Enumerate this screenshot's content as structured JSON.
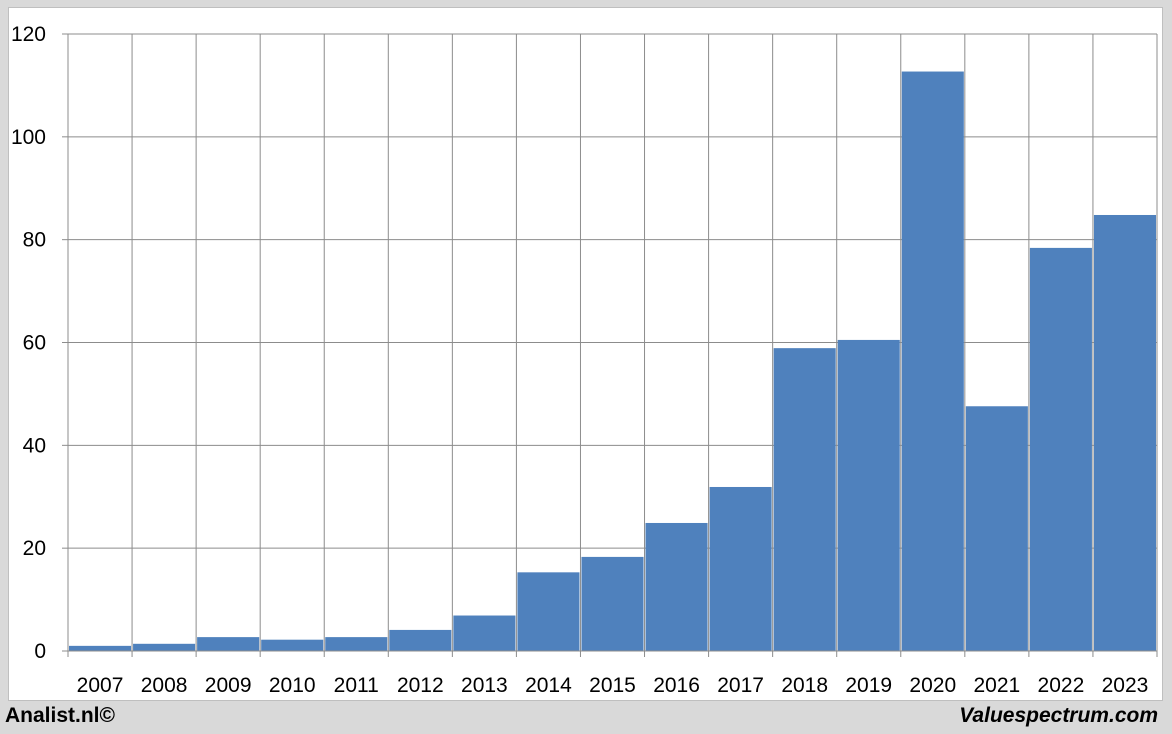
{
  "chart_data": {
    "type": "bar",
    "categories": [
      "2007",
      "2008",
      "2009",
      "2010",
      "2011",
      "2012",
      "2013",
      "2014",
      "2015",
      "2016",
      "2017",
      "2018",
      "2019",
      "2020",
      "2021",
      "2022",
      "2023"
    ],
    "values": [
      1.0,
      1.4,
      2.7,
      2.2,
      2.7,
      4.1,
      6.9,
      15.3,
      18.3,
      24.9,
      31.9,
      58.9,
      60.5,
      112.7,
      47.6,
      78.4,
      84.8
    ],
    "ylim": [
      0,
      120
    ],
    "yticks": [
      0,
      20,
      40,
      60,
      80,
      100,
      120
    ],
    "grid": true,
    "legend": "none",
    "bar_color": "#4f81bd"
  },
  "footer": {
    "left": "Analist.nl©",
    "right": "Valuespectrum.com"
  }
}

> [SHORT TASK] Using the material above, return every line exactly as it appears, minus the pictures.

> [ANSWER TO THIS TASK]
Enumerate this screenshot's content as structured JSON.
{
  "chart_data": {
    "type": "bar",
    "categories": [
      "2007",
      "2008",
      "2009",
      "2010",
      "2011",
      "2012",
      "2013",
      "2014",
      "2015",
      "2016",
      "2017",
      "2018",
      "2019",
      "2020",
      "2021",
      "2022",
      "2023"
    ],
    "values": [
      1.0,
      1.4,
      2.7,
      2.2,
      2.7,
      4.1,
      6.9,
      15.3,
      18.3,
      24.9,
      31.9,
      58.9,
      60.5,
      112.7,
      47.6,
      78.4,
      84.8
    ],
    "ylim": [
      0,
      120
    ],
    "yticks": [
      0,
      20,
      40,
      60,
      80,
      100,
      120
    ],
    "grid": true,
    "legend": "none",
    "bar_color": "#4f81bd"
  },
  "footer": {
    "left": "Analist.nl©",
    "right": "Valuespectrum.com"
  }
}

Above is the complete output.